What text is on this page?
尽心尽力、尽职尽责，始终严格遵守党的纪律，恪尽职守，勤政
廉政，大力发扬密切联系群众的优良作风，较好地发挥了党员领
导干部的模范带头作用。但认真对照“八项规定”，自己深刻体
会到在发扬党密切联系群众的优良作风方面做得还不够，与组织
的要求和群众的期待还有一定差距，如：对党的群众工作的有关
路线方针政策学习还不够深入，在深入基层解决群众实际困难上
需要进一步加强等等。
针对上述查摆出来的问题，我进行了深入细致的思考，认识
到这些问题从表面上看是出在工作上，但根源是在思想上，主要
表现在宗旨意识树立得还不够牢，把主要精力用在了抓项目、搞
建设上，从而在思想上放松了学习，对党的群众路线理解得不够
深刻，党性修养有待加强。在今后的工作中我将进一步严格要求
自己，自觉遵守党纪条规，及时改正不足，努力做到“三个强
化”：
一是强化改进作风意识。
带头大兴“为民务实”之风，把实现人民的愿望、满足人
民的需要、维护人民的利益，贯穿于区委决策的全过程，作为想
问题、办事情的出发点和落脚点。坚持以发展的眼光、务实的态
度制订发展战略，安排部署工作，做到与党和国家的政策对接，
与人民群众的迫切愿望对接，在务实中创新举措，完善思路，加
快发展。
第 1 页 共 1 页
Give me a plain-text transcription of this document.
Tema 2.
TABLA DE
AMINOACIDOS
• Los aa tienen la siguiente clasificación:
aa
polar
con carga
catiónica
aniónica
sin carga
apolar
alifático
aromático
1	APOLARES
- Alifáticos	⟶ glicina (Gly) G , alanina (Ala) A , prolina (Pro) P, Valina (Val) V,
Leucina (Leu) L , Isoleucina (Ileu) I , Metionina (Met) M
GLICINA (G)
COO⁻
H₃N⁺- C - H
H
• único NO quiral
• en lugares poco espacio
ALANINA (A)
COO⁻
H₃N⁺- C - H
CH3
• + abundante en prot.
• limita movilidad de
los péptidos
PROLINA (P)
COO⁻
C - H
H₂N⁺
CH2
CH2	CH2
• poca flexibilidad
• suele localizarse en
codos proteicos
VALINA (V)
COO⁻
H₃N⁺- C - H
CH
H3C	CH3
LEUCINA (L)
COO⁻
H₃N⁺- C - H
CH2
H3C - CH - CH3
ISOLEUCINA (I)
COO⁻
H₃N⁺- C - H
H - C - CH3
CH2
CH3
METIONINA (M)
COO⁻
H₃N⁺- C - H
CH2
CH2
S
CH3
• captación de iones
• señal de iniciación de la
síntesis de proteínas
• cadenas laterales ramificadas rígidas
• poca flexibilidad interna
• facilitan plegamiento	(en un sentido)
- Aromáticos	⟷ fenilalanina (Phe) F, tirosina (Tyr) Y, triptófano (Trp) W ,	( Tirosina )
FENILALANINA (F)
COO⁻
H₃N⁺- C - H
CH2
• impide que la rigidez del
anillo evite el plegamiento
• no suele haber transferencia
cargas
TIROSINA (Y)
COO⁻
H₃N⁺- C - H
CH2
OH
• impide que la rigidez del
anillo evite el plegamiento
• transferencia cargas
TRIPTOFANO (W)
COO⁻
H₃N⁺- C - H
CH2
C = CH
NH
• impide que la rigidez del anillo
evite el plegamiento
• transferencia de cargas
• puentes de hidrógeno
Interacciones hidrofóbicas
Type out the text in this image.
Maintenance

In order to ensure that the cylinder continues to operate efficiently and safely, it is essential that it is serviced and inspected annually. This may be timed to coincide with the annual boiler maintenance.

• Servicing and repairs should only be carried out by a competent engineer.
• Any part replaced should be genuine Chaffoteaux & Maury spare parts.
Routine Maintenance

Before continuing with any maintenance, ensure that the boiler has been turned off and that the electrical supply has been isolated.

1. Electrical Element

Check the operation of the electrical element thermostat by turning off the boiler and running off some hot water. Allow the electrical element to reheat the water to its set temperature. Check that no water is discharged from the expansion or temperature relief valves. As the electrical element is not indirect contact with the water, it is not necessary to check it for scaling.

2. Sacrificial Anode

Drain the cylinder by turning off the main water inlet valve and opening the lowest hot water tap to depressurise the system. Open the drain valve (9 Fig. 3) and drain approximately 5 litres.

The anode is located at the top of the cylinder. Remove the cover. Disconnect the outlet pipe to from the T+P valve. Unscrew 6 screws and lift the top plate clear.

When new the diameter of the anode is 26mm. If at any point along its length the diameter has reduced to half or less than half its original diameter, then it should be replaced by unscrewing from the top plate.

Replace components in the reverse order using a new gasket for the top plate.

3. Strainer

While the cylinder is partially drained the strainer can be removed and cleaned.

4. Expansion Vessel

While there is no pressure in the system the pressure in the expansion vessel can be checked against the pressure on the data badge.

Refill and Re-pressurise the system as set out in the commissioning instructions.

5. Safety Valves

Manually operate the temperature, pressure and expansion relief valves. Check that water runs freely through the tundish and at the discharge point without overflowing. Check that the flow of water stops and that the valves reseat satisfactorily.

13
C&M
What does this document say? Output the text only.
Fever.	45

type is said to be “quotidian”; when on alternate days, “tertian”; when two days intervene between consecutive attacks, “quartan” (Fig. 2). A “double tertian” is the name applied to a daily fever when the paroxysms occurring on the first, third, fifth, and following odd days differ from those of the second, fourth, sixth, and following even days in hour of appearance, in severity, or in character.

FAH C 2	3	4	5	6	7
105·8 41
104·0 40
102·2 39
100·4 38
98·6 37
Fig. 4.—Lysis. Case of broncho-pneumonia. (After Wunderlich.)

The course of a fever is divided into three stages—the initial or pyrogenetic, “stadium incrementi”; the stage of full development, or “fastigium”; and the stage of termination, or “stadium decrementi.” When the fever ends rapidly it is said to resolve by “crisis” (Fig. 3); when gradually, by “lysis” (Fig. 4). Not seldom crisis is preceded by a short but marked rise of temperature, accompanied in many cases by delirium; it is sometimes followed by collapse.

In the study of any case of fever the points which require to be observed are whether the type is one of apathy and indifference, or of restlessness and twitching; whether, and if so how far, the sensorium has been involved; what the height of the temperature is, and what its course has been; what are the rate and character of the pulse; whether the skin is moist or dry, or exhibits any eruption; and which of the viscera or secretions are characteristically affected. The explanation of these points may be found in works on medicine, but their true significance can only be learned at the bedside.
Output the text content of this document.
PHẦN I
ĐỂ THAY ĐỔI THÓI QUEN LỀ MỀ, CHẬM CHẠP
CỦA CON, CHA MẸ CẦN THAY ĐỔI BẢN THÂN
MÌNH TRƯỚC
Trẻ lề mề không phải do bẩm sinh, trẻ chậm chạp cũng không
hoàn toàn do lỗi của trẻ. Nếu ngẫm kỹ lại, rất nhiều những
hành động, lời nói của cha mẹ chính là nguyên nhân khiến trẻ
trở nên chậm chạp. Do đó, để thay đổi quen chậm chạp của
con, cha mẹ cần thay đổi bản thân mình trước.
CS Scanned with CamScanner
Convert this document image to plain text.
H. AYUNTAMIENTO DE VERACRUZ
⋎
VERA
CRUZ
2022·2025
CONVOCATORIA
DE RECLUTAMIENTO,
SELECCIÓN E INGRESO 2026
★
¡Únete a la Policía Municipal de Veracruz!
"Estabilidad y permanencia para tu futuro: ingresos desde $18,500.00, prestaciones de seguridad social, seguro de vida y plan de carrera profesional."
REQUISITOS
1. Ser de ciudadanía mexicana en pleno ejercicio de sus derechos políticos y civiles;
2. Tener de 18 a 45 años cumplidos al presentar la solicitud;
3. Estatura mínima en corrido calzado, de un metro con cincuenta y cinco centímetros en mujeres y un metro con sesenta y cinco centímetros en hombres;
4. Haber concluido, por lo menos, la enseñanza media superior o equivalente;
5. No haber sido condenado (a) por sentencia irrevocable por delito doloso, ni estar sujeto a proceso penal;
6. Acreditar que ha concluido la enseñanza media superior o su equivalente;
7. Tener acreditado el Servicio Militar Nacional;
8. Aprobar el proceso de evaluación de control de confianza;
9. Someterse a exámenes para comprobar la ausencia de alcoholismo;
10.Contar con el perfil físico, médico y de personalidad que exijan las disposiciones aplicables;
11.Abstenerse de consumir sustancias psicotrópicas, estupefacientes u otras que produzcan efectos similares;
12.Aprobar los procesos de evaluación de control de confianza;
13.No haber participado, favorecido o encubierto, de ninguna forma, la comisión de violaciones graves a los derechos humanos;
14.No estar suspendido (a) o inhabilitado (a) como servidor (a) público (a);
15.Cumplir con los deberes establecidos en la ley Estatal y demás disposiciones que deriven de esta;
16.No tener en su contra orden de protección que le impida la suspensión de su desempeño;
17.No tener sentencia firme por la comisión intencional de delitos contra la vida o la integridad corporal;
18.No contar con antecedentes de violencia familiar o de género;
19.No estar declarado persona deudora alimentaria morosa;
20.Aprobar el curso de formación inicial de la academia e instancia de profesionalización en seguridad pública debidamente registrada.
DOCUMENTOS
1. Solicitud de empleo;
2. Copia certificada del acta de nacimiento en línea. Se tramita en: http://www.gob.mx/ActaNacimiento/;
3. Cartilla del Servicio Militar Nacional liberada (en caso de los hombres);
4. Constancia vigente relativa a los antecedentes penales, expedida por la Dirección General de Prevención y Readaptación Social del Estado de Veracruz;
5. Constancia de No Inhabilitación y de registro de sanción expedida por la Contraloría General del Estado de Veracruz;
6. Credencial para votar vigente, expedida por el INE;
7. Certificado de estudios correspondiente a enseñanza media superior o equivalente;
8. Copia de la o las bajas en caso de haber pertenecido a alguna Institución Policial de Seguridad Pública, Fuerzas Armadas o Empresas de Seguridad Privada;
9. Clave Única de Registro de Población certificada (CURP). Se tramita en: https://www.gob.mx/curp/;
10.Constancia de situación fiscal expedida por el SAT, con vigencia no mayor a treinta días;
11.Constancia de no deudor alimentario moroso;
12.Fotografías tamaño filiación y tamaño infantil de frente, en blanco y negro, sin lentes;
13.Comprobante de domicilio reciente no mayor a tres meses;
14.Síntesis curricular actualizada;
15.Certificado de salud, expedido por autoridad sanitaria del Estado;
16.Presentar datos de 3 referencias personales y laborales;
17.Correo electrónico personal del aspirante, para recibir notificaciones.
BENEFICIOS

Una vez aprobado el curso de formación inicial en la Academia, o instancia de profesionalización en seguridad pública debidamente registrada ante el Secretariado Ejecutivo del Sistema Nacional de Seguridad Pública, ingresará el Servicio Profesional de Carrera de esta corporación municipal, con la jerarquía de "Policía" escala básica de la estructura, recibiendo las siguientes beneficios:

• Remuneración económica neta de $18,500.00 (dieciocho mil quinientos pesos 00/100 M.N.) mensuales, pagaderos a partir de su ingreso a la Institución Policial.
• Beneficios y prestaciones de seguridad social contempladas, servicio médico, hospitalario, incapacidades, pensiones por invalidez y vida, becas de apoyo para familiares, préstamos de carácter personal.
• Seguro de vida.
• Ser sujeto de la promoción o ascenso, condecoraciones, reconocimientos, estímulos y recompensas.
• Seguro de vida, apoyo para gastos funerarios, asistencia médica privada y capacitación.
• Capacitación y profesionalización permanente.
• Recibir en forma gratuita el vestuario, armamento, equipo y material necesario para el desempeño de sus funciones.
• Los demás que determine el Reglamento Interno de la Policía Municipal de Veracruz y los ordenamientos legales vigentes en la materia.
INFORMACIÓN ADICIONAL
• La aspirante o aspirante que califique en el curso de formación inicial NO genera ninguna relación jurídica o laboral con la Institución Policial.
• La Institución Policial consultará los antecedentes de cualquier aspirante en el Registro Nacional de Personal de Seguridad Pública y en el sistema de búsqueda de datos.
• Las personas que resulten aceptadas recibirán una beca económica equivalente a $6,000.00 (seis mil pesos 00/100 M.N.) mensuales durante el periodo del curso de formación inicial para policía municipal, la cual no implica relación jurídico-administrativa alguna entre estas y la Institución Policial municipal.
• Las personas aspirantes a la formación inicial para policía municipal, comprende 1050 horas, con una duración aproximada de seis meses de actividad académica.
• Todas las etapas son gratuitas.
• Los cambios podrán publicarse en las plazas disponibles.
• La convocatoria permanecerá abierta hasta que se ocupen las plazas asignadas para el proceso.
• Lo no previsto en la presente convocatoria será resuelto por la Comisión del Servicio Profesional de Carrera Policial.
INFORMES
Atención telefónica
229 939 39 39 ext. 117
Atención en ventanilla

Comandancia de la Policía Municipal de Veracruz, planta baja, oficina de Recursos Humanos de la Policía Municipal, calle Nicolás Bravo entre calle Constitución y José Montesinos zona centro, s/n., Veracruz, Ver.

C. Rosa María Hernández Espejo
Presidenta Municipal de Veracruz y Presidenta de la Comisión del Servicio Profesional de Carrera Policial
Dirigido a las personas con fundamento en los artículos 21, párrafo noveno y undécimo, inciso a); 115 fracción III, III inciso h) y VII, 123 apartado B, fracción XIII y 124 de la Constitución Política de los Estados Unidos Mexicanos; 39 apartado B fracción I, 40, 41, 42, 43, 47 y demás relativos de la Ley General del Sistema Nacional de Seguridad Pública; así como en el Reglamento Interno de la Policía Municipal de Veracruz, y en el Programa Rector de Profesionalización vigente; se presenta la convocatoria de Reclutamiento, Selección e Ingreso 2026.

────────

## AIM OF THE EXERCISE
Look through the data and gather every line with the string "order" in it.

## RESULT
In order to ensure that the cylinder continues to operate efficiently and safely, it is essential that it is serviced and inspected annually. This may be timed to coincide with the annual boiler maintenance.
Replace components in the reverse order using a new gasket for the top plate.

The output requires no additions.